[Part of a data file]
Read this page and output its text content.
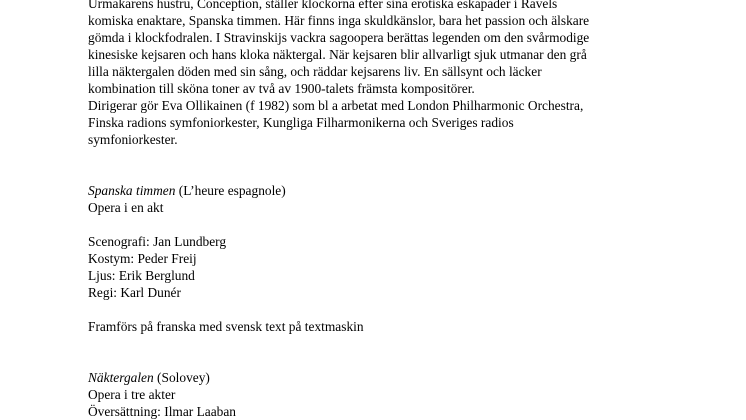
Urmakarens hustru, Conception, ställer klockorna efter sina erotiska eskapader i Ravels
komiska enaktare, Spanska timmen. Här finns inga skuldkänslor, bara het passion och älskare
gömda i klockfodralen. I Stravinskijs vackra sagoopera berättas legenden om den svårmodige
kinesiske kejsaren och hans kloka näktergal. När kejsaren blir allvarligt sjuk utmanar den grå
lilla näktergalen döden med sin sång, och räddar kejsarens liv. En sällsynt och läcker
kombination till sköna toner av två av 1900-talets främsta kompositörer.
Dirigerar gör Eva Ollikainen (f 1982) som bl a arbetat med London Philharmonic Orchestra,
Finska radions symfoniorkester, Kungliga Filharmonikerna och Sveriges radios
symfoniorkester.
Spanska timmen (L’heure espagnole)
Opera i en akt
Scenografi: Jan Lundberg
Kostym: Peder Freij
Ljus: Erik Berglund
Regi: Karl Dunér
Framförs på franska med svensk text på textmaskin
Näktergalen (Solovey)
Opera i tre akter
Översättning: Ilmar Laaban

What to produce =>
Retype each line of the listing above word for word. Exclude the pictures.

Written solution =>
Read this page and output its text content.
Urmakarens hustru, Conception, ställer klockorna efter sina erotiska eskapader i Ravels
komiska enaktare, Spanska timmen. Här finns inga skuldkänslor, bara het passion och älskare
gömda i klockfodralen. I Stravinskijs vackra sagoopera berättas legenden om den svårmodige
kinesiske kejsaren och hans kloka näktergal. När kejsaren blir allvarligt sjuk utmanar den grå
lilla näktergalen döden med sin sång, och räddar kejsarens liv. En sällsynt och läcker
kombination till sköna toner av två av 1900-talets främsta kompositörer.
Dirigerar gör Eva Ollikainen (f 1982) som bl a arbetat med London Philharmonic Orchestra,
Finska radions symfoniorkester, Kungliga Filharmonikerna och Sveriges radios
symfoniorkester.
Spanska timmen (L’heure espagnole)
Opera i en akt
Scenografi: Jan Lundberg
Kostym: Peder Freij
Ljus: Erik Berglund
Regi: Karl Dunér
Framförs på franska med svensk text på textmaskin
Näktergalen (Solovey)
Opera i tre akter
Översättning: Ilmar Laaban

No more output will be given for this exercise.